▶ [AIM]:
Write out the lines below word for word, starting at the line that contains "Patent image size: (689, 558)." and ending at the line that contains "The signal selector input 19-7".

Extracted records
□ □ □ □

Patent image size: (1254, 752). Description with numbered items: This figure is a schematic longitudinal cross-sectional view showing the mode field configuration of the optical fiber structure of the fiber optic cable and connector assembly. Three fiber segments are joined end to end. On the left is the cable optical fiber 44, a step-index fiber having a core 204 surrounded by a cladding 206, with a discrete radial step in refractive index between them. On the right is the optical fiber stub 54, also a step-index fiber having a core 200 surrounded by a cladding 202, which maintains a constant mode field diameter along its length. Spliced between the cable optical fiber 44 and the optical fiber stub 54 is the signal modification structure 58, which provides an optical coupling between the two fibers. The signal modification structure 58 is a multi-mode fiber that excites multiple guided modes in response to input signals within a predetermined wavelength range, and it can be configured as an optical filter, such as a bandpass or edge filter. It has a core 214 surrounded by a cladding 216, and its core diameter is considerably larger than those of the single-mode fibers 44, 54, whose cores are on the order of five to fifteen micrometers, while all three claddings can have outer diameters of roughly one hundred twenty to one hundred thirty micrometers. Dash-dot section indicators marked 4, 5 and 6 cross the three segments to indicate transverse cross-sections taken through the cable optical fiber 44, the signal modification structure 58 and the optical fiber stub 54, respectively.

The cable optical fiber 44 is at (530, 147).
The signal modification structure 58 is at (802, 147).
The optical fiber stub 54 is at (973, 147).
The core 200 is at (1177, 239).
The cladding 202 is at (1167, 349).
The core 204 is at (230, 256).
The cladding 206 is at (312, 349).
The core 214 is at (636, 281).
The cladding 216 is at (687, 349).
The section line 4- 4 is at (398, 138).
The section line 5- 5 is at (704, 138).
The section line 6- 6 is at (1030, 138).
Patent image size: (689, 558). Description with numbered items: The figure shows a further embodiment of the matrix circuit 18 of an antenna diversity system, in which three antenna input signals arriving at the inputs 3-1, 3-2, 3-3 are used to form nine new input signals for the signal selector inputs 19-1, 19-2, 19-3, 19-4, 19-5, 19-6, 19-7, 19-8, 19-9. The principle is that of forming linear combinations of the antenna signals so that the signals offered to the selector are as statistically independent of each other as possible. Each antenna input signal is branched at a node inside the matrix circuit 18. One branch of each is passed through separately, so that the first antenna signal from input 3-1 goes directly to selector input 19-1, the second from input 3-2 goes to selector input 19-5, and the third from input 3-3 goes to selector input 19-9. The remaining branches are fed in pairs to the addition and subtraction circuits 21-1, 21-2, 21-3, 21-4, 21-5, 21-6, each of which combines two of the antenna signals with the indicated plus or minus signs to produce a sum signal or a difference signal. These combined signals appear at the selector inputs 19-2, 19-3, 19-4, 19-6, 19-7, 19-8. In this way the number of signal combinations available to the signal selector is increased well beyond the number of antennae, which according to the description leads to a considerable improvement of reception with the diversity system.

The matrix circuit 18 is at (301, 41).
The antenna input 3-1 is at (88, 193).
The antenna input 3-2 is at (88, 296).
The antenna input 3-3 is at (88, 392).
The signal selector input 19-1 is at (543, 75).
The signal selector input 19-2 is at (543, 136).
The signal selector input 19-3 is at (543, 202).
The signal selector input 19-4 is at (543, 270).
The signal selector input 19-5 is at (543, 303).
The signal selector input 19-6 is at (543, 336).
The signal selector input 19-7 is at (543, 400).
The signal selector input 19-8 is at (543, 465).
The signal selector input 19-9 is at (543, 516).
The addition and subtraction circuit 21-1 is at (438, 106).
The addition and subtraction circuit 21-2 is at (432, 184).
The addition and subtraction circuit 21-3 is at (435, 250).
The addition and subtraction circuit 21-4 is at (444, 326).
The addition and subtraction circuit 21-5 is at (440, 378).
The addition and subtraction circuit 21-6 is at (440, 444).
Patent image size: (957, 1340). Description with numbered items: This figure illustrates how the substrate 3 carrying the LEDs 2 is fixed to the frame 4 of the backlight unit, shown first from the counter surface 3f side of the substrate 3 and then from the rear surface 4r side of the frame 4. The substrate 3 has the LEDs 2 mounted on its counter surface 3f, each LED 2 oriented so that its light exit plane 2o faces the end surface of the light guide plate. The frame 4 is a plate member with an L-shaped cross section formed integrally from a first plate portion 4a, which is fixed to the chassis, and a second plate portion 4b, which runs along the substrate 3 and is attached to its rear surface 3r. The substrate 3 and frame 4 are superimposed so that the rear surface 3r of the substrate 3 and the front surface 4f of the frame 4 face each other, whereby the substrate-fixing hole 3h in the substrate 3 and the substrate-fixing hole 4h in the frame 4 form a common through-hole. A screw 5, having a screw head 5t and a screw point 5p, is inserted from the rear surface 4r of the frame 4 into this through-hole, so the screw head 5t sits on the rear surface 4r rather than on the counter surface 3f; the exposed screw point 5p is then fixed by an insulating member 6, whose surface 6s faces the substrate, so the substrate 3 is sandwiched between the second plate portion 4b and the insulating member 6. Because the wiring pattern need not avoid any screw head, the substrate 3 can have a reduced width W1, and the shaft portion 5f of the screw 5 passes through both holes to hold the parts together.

□ □ □ □

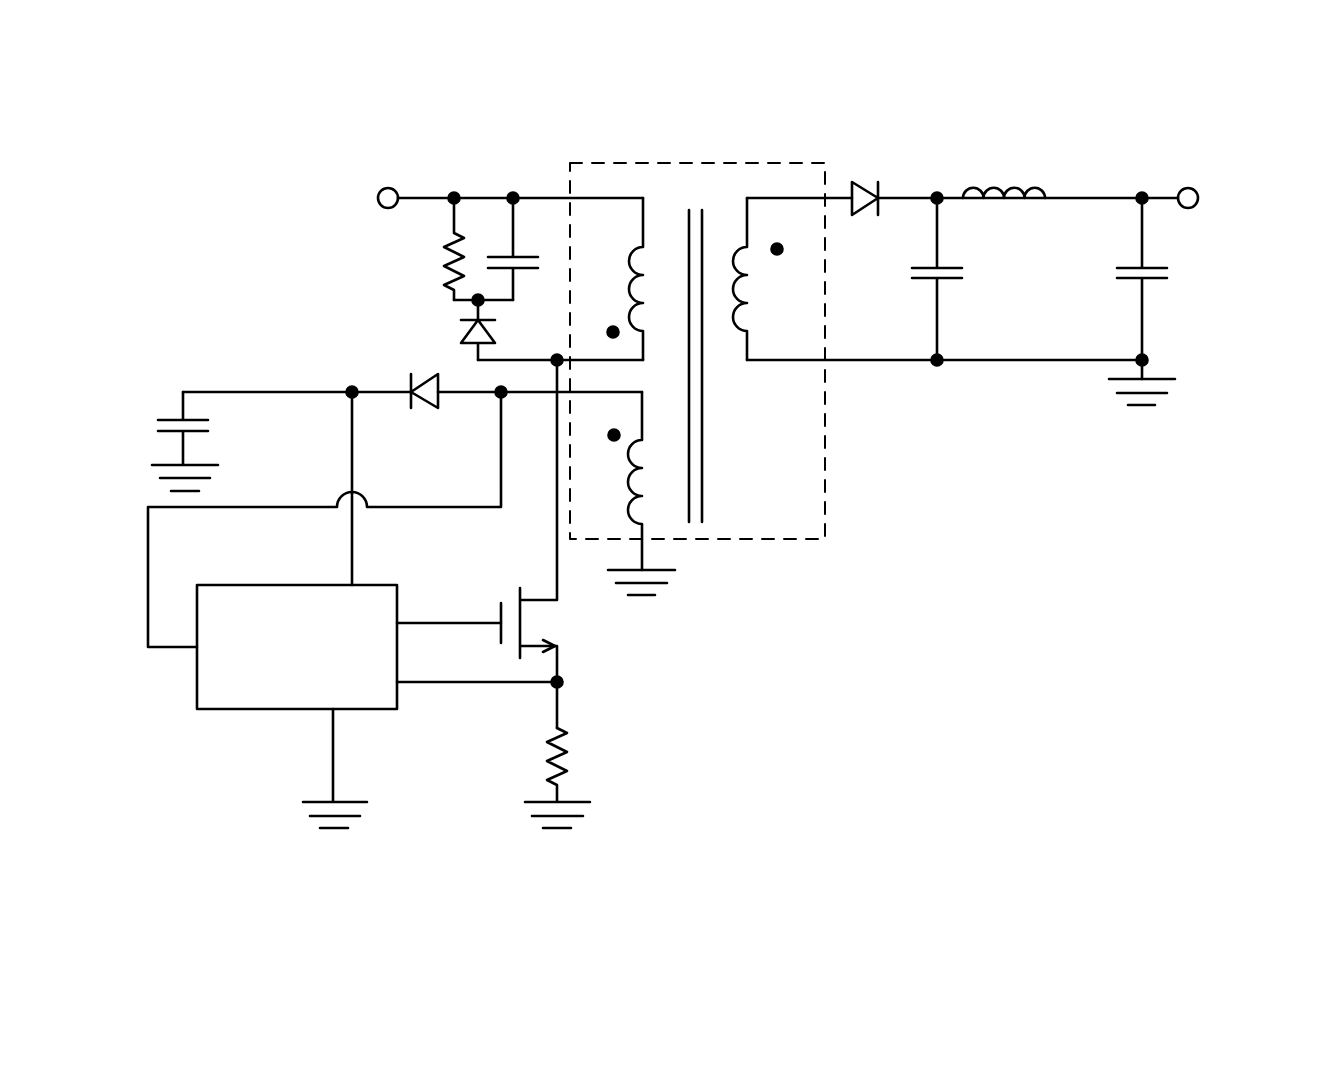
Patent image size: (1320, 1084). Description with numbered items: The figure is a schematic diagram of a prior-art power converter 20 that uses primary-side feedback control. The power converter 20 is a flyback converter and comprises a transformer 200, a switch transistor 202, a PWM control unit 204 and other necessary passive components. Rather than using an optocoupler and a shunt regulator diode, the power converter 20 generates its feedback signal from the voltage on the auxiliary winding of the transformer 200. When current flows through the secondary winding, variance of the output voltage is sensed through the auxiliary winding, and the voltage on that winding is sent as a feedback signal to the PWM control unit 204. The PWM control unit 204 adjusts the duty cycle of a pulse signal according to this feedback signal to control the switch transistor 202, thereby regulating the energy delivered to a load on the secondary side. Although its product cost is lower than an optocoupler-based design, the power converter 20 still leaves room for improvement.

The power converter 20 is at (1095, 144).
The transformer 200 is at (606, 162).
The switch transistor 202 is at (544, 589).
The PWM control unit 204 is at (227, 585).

□ □ □ □

▶ [RESULT]:
Patent image size: (689, 558). Description with numbered items: The figure shows a further embodiment of the matrix circuit 18 of an antenna diversity system, in which three antenna input signals arriving at the inputs 3-1, 3-2, 3-3 are used to form nine new input signals for the signal selector inputs 19-1, 19-2, 19-3, 19-4, 19-5, 19-6, 19-7, 19-8, 19-9. The principle is that of forming linear combinations of the antenna signals so that the signals offered to the selector are as statistically independent of each other as possible. Each antenna input signal is branched at a node inside the matrix circuit 18. One branch of each is passed through separately, so that the first antenna signal from input 3-1 goes directly to selector input 19-1, the second from input 3-2 goes to selector input 19-5, and the third from input 3-3 goes to selector input 19-9. The remaining branches are fed in pairs to the addition and subtraction circuits 21-1, 21-2, 21-3, 21-4, 21-5, 21-6, each of which combines two of the antenna signals with the indicated plus or minus signs to produce a sum signal or a difference signal. These combined signals appear at the selector inputs 19-2, 19-3, 19-4, 19-6, 19-7, 19-8. In this way the number of signal combinations available to the signal selector is increased well beyond the number of antennae, which according to the description leads to a considerable improvement of reception with the diversity system.

The matrix circuit 18 is at (301, 41).
The antenna input 3-1 is at (88, 193).
The antenna input 3-2 is at (88, 296).
The antenna input 3-3 is at (88, 392).
The signal selector input 19-1 is at (543, 75).
The signal selector input 19-2 is at (543, 136).
The signal selector input 19-3 is at (543, 202).
The signal selector input 19-4 is at (543, 270).
The signal selector input 19-5 is at (543, 303).
The signal selector input 19-6 is at (543, 336).
The signal selector input 19-7 is at (543, 400).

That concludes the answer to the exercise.